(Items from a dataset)
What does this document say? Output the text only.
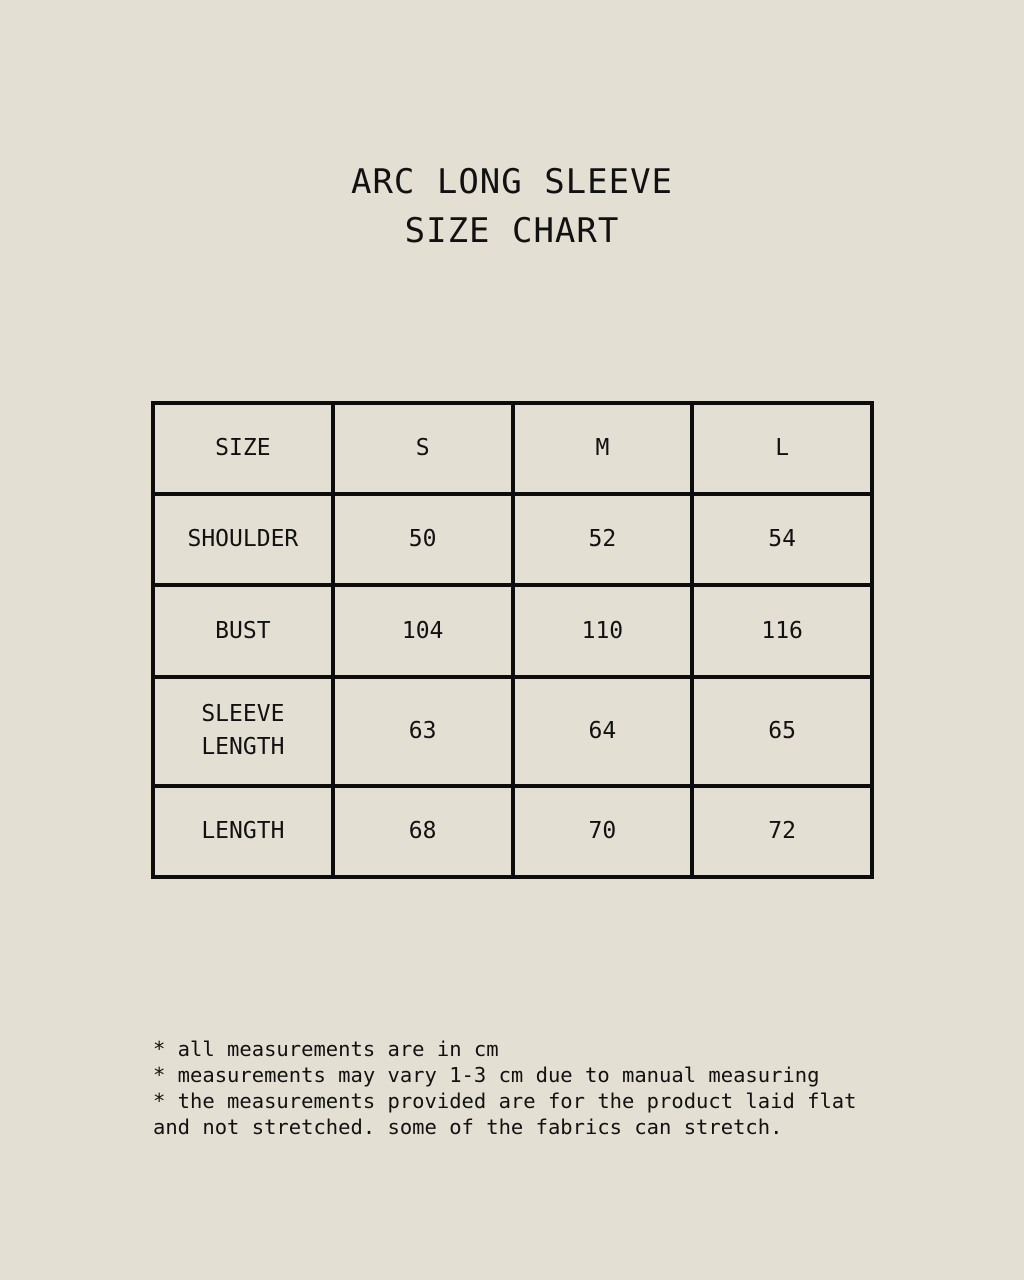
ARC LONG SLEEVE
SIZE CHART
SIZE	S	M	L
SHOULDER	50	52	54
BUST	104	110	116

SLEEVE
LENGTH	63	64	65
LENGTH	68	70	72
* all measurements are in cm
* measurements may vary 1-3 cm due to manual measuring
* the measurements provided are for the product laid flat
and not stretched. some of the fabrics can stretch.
---
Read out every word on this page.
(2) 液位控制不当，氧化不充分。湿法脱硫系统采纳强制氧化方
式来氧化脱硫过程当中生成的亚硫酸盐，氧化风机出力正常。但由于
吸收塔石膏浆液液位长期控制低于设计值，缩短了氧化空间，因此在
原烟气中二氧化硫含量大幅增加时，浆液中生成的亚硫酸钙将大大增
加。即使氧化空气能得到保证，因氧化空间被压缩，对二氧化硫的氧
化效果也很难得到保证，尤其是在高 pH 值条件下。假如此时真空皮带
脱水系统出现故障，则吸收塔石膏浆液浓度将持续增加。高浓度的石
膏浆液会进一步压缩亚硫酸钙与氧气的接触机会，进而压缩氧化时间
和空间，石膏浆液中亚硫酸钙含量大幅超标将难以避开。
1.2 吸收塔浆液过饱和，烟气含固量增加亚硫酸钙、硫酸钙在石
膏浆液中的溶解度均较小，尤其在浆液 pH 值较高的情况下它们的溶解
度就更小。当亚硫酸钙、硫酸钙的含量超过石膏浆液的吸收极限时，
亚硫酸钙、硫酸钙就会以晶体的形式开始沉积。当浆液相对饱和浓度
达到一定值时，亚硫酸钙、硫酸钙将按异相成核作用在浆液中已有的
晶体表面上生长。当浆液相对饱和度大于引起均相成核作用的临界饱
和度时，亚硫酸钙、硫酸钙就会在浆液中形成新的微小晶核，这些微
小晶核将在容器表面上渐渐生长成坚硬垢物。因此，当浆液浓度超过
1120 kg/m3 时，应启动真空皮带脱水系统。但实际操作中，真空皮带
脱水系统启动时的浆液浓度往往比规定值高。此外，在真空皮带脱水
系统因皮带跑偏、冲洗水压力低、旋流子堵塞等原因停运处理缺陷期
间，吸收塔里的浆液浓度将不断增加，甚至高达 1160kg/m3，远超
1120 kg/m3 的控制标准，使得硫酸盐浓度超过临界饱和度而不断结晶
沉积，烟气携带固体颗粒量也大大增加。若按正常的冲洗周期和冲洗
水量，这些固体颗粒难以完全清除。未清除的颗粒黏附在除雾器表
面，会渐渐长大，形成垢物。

Goal:
Show, from the listing above, each line that contains the word "measurements".

Expected answer:
* all measurements are in cm
* measurements may vary 1-3 cm due to manual measuring
* the measurements provided are for the product laid flat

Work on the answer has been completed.